YOUR TASK ::
Look through the material and copy each line holding "folder".

────────────────────

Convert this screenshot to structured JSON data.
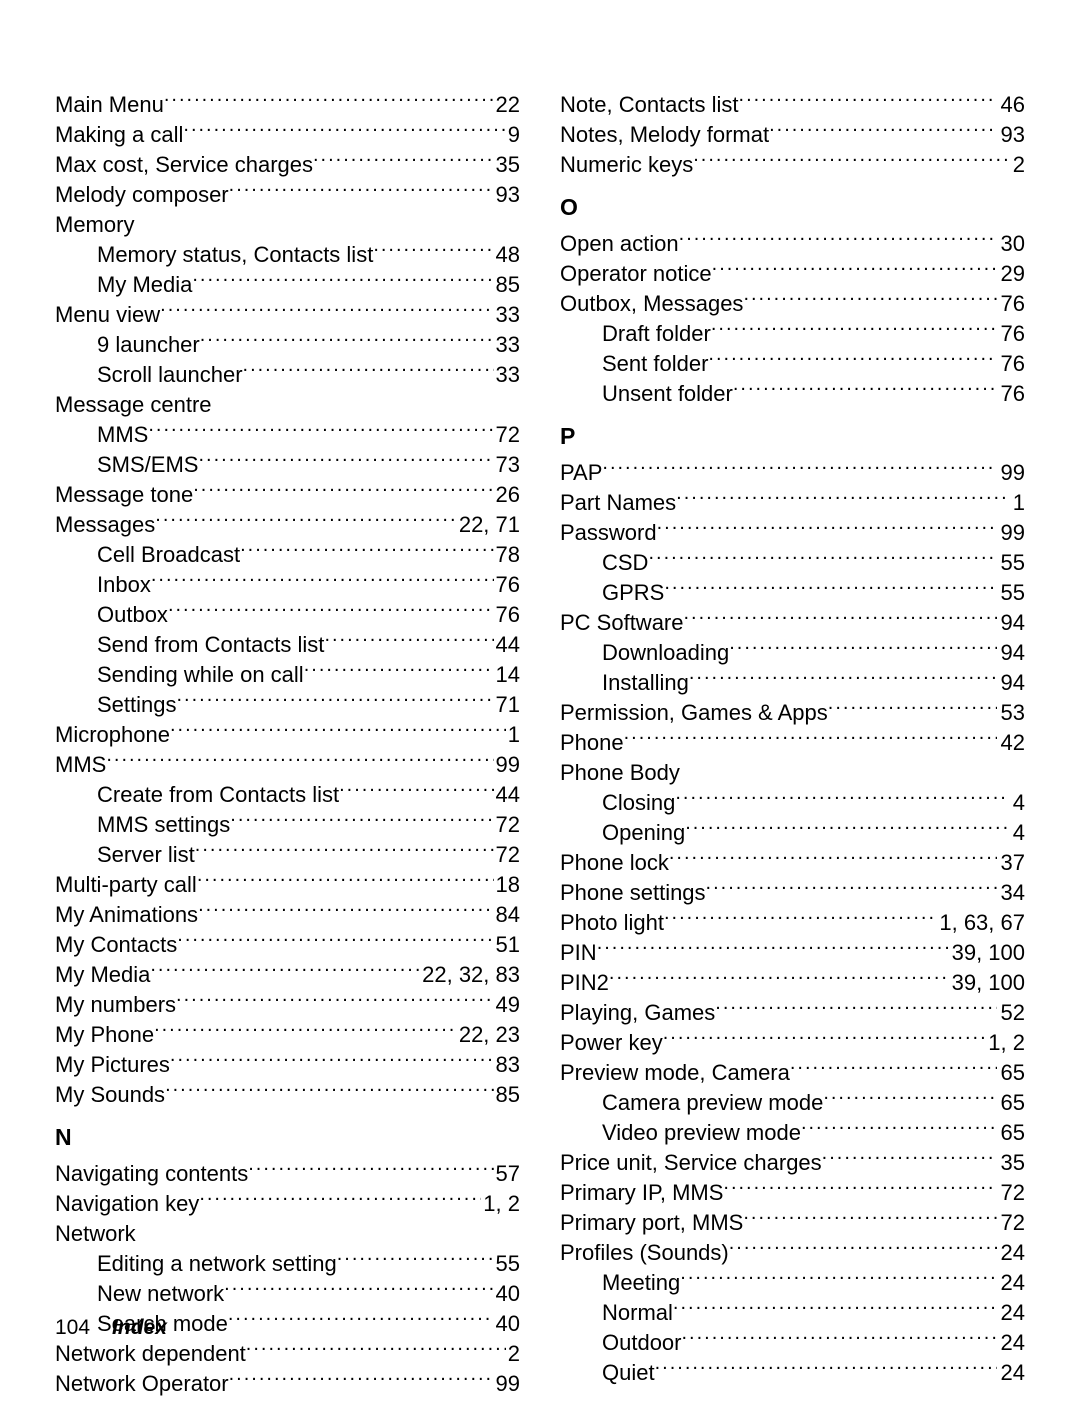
{
  "footer": {
    "page": "104",
    "title": "Index"
  },
  "left": [
    {
      "label": "Main Menu",
      "page": "22"
    },
    {
      "label": "Making a call",
      "page": "9"
    },
    {
      "label": "Max cost, Service charges",
      "page": "35"
    },
    {
      "label": "Melody composer",
      "page": "93"
    },
    {
      "label": "Memory",
      "no_page": true
    },
    {
      "label": "Memory status, Contacts list",
      "page": "48",
      "sub": true
    },
    {
      "label": "My Media",
      "page": "85",
      "sub": true
    },
    {
      "label": "Menu view",
      "page": "33"
    },
    {
      "label": "9 launcher",
      "page": "33",
      "sub": true
    },
    {
      "label": "Scroll launcher",
      "page": "33",
      "sub": true
    },
    {
      "label": "Message centre",
      "no_page": true
    },
    {
      "label": "MMS",
      "page": "72",
      "sub": true
    },
    {
      "label": "SMS/EMS",
      "page": "73",
      "sub": true
    },
    {
      "label": "Message tone",
      "page": "26"
    },
    {
      "label": "Messages",
      "page": "22, 71"
    },
    {
      "label": "Cell Broadcast",
      "page": "78",
      "sub": true
    },
    {
      "label": "Inbox",
      "page": "76",
      "sub": true
    },
    {
      "label": "Outbox",
      "page": "76",
      "sub": true
    },
    {
      "label": "Send from Contacts list",
      "page": "44",
      "sub": true
    },
    {
      "label": "Sending while on call",
      "page": "14",
      "sub": true
    },
    {
      "label": "Settings",
      "page": "71",
      "sub": true
    },
    {
      "label": "Microphone",
      "page": "1"
    },
    {
      "label": "MMS",
      "page": "99"
    },
    {
      "label": "Create from Contacts list",
      "page": "44",
      "sub": true
    },
    {
      "label": "MMS settings",
      "page": "72",
      "sub": true
    },
    {
      "label": "Server list",
      "page": "72",
      "sub": true
    },
    {
      "label": "Multi-party call",
      "page": "18"
    },
    {
      "label": "My Animations",
      "page": "84"
    },
    {
      "label": "My Contacts",
      "page": "51"
    },
    {
      "label": "My Media",
      "page": "22, 32, 83"
    },
    {
      "label": "My numbers",
      "page": "49"
    },
    {
      "label": "My Phone",
      "page": "22, 23"
    },
    {
      "label": "My Pictures",
      "page": "83"
    },
    {
      "label": "My Sounds",
      "page": "85"
    },
    {
      "heading": "N"
    },
    {
      "label": "Navigating contents",
      "page": "57"
    },
    {
      "label": "Navigation key",
      "page": "1, 2"
    },
    {
      "label": "Network",
      "no_page": true
    },
    {
      "label": "Editing a network setting",
      "page": "55",
      "sub": true
    },
    {
      "label": "New network",
      "page": "40",
      "sub": true
    },
    {
      "label": "Search mode",
      "page": "40",
      "sub": true
    },
    {
      "label": "Network dependent",
      "page": "2"
    },
    {
      "label": "Network Operator",
      "page": "99"
    }
  ],
  "right": [
    {
      "label": "Note, Contacts list",
      "page": "46"
    },
    {
      "label": "Notes, Melody format",
      "page": "93"
    },
    {
      "label": "Numeric keys",
      "page": "2"
    },
    {
      "heading": "O"
    },
    {
      "label": "Open action",
      "page": "30"
    },
    {
      "label": "Operator notice",
      "page": "29"
    },
    {
      "label": "Outbox, Messages",
      "page": "76"
    },
    {
      "label": "Draft folder",
      "page": "76",
      "sub": true
    },
    {
      "label": "Sent folder",
      "page": "76",
      "sub": true
    },
    {
      "label": "Unsent folder",
      "page": "76",
      "sub": true
    },
    {
      "heading": "P"
    },
    {
      "label": "PAP",
      "page": "99"
    },
    {
      "label": "Part Names",
      "page": "1"
    },
    {
      "label": "Password",
      "page": "99"
    },
    {
      "label": "CSD",
      "page": "55",
      "sub": true
    },
    {
      "label": "GPRS",
      "page": "55",
      "sub": true
    },
    {
      "label": "PC Software",
      "page": "94"
    },
    {
      "label": "Downloading",
      "page": "94",
      "sub": true
    },
    {
      "label": "Installing",
      "page": "94",
      "sub": true
    },
    {
      "label": "Permission, Games & Apps",
      "page": "53"
    },
    {
      "label": "Phone",
      "page": "42"
    },
    {
      "label": "Phone Body",
      "no_page": true
    },
    {
      "label": "Closing",
      "page": "4",
      "sub": true
    },
    {
      "label": "Opening",
      "page": "4",
      "sub": true
    },
    {
      "label": "Phone lock",
      "page": "37"
    },
    {
      "label": "Phone settings",
      "page": "34"
    },
    {
      "label": "Photo light",
      "page": "1, 63, 67"
    },
    {
      "label": "PIN",
      "page": "39, 100"
    },
    {
      "label": "PIN2",
      "page": "39, 100"
    },
    {
      "label": "Playing, Games",
      "page": "52"
    },
    {
      "label": "Power key",
      "page": "1, 2"
    },
    {
      "label": "Preview mode, Camera",
      "page": "65"
    },
    {
      "label": "Camera preview mode",
      "page": "65",
      "sub": true
    },
    {
      "label": "Video preview mode",
      "page": "65",
      "sub": true
    },
    {
      "label": "Price unit, Service charges",
      "page": "35"
    },
    {
      "label": "Primary IP, MMS",
      "page": "72"
    },
    {
      "label": "Primary port, MMS",
      "page": "72"
    },
    {
      "label": "Profiles (Sounds)",
      "page": "24"
    },
    {
      "label": "Meeting",
      "page": "24",
      "sub": true
    },
    {
      "label": "Normal",
      "page": "24",
      "sub": true
    },
    {
      "label": "Outdoor",
      "page": "24",
      "sub": true
    },
    {
      "label": "Quiet",
      "page": "24",
      "sub": true
    }
  ]
}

────────────────────

ANSWER ::
      "label": "Draft folder",
      "label": "Sent folder",
      "label": "Unsent folder",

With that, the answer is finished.